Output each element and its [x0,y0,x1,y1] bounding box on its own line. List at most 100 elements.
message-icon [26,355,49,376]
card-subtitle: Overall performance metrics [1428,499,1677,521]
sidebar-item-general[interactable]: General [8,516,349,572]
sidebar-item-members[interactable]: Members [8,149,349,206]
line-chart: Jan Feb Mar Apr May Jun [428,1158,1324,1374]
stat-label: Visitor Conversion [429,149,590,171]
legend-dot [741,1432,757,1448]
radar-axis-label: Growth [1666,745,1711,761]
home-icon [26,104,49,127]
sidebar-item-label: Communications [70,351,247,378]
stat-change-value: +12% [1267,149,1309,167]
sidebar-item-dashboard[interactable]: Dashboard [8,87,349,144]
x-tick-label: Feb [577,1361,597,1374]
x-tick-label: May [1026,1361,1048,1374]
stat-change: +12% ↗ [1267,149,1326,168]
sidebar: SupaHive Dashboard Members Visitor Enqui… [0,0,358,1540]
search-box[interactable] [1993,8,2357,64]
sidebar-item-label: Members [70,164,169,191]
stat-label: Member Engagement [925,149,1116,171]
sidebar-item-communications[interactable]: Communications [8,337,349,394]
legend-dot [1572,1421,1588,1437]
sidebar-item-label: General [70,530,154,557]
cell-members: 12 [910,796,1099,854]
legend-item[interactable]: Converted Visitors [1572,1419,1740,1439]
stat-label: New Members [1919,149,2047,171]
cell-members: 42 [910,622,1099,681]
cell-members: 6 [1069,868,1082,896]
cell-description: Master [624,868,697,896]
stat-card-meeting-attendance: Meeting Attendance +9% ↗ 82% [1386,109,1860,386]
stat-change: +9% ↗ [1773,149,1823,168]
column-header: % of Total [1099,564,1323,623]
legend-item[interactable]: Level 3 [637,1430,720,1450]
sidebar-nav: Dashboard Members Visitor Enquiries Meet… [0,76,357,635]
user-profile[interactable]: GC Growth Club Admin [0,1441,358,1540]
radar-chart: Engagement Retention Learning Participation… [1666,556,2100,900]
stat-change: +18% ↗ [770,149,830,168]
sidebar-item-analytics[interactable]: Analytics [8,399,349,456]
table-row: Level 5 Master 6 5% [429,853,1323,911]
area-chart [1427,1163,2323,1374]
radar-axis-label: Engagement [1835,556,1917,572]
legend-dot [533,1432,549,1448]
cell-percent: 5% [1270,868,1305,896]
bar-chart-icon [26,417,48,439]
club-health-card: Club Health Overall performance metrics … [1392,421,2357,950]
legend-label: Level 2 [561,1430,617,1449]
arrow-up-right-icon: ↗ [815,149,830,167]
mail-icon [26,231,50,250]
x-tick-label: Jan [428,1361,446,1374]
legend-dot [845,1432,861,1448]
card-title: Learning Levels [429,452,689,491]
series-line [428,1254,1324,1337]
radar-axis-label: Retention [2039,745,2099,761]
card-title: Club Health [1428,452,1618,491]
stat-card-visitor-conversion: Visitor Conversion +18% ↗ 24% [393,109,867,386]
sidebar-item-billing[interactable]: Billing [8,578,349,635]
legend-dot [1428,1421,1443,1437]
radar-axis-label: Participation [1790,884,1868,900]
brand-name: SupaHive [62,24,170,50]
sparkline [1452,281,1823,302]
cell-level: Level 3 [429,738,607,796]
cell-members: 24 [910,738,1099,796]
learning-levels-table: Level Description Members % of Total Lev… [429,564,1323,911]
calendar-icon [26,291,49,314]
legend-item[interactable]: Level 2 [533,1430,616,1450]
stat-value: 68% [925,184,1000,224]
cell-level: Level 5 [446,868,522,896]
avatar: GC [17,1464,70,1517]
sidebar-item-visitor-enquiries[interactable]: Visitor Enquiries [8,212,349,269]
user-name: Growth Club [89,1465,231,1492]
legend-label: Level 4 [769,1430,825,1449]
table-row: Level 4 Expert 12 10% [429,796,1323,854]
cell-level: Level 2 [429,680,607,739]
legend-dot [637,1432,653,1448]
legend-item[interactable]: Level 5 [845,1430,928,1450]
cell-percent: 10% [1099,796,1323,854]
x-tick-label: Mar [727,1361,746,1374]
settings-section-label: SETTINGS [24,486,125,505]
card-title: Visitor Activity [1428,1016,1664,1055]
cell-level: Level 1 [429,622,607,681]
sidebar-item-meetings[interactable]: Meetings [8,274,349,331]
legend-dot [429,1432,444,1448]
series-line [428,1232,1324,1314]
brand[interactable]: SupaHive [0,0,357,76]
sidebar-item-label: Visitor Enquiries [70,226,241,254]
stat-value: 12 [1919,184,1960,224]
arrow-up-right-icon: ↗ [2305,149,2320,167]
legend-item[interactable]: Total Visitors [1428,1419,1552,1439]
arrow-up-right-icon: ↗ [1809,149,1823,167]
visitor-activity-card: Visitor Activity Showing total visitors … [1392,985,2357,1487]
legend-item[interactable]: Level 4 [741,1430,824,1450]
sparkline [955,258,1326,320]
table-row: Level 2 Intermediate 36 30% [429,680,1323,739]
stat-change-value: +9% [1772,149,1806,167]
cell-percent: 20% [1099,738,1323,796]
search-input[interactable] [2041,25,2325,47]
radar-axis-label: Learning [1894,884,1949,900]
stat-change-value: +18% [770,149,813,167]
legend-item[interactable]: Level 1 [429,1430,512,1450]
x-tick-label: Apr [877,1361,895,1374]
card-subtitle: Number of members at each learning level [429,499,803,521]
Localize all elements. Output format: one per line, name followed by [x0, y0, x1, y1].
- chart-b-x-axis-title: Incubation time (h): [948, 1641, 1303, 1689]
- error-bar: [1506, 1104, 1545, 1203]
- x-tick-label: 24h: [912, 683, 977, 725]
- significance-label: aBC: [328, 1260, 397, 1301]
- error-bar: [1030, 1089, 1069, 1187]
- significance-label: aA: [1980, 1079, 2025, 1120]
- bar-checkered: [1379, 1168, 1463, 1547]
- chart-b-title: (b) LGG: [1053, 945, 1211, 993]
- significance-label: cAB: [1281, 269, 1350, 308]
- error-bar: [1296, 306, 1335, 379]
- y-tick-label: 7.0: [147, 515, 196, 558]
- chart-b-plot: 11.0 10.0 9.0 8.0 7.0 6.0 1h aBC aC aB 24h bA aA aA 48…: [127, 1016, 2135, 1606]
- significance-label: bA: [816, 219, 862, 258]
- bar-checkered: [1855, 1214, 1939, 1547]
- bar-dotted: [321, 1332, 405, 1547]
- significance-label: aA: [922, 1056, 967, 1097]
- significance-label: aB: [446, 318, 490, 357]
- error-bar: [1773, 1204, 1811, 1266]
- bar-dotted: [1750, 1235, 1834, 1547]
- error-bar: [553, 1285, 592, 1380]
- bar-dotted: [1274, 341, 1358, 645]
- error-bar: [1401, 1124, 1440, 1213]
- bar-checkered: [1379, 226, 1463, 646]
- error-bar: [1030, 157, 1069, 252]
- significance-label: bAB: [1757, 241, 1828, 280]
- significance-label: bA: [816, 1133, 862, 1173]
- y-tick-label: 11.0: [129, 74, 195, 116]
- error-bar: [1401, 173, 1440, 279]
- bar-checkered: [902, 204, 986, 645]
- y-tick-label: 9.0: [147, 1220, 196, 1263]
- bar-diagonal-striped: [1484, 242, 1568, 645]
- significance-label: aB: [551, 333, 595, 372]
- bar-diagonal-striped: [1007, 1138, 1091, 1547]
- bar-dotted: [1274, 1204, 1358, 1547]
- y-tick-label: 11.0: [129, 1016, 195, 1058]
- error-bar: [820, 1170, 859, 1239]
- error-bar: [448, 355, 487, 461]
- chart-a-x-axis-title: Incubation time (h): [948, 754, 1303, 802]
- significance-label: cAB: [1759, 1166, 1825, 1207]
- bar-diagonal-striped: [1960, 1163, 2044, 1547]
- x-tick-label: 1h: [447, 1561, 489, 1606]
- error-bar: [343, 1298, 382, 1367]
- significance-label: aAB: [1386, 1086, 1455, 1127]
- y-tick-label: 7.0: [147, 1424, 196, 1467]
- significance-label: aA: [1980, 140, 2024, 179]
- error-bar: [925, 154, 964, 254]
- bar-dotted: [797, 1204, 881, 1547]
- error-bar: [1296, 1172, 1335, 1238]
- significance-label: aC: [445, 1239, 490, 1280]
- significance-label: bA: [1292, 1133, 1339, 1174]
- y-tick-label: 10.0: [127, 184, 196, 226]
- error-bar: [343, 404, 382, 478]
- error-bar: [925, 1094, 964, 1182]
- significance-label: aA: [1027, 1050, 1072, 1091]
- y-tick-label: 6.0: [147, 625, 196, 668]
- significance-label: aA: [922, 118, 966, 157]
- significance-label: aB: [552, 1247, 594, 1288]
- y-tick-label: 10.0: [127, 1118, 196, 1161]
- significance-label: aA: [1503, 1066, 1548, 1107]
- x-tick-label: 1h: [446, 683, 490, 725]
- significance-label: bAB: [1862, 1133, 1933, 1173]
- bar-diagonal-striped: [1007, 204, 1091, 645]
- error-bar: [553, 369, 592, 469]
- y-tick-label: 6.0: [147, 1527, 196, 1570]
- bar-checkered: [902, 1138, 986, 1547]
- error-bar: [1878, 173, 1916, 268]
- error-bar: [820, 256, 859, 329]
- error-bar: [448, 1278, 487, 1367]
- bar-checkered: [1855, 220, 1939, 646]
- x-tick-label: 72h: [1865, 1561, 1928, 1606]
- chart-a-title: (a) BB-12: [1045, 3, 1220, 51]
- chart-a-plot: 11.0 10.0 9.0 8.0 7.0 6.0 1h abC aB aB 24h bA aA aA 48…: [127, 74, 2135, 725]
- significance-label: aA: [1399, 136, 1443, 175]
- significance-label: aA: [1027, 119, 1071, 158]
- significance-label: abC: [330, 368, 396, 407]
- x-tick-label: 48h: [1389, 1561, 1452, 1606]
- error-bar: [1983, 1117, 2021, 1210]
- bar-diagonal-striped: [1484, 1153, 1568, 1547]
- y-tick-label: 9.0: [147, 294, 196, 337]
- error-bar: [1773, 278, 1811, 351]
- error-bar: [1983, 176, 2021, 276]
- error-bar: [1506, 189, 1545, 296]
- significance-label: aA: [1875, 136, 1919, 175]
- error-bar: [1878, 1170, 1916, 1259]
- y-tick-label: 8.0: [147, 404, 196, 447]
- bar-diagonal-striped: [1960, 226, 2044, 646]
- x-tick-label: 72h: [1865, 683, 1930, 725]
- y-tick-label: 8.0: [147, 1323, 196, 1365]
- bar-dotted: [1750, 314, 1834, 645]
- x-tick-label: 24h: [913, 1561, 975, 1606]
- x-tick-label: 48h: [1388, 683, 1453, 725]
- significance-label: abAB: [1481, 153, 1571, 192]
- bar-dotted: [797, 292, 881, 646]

========

_To be done_: Extract the entries verbatim, beginning with the first line and stopping after the line that contains "cell-description: Master [624,868,697,896]". Include that final line.

_Full answer_:
Output each element and its [x0,y0,x1,y1] bounding box on its own line. List at most 100 elements.
message-icon [26,355,49,376]
card-subtitle: Overall performance metrics [1428,499,1677,521]
sidebar-item-general[interactable]: General [8,516,349,572]
sidebar-item-members[interactable]: Members [8,149,349,206]
line-chart: Jan Feb Mar Apr May Jun [428,1158,1324,1374]
stat-label: Visitor Conversion [429,149,590,171]
legend-dot [741,1432,757,1448]
radar-axis-label: Growth [1666,745,1711,761]
home-icon [26,104,49,127]
sidebar-item-label: Communications [70,351,247,378]
stat-change-value: +12% [1267,149,1309,167]
sidebar-item-dashboard[interactable]: Dashboard [8,87,349,144]
x-tick-label: Feb [577,1361,597,1374]
x-tick-label: May [1026,1361,1048,1374]
stat-change: +12% ↗ [1267,149,1326,168]
sidebar: SupaHive Dashboard Members Visitor Enqui… [0,0,358,1540]
search-box[interactable] [1993,8,2357,64]
sidebar-item-label: Members [70,164,169,191]
stat-label: Member Engagement [925,149,1116,171]
sidebar-item-communications[interactable]: Communications [8,337,349,394]
legend-dot [1572,1421,1588,1437]
sidebar-item-label: General [70,530,154,557]
cell-members: 12 [910,796,1099,854]
legend-item[interactable]: Converted Visitors [1572,1419,1740,1439]
stat-label: New Members [1919,149,2047,171]
cell-members: 42 [910,622,1099,681]
cell-members: 6 [1069,868,1082,896]
cell-description: Master [624,868,697,896]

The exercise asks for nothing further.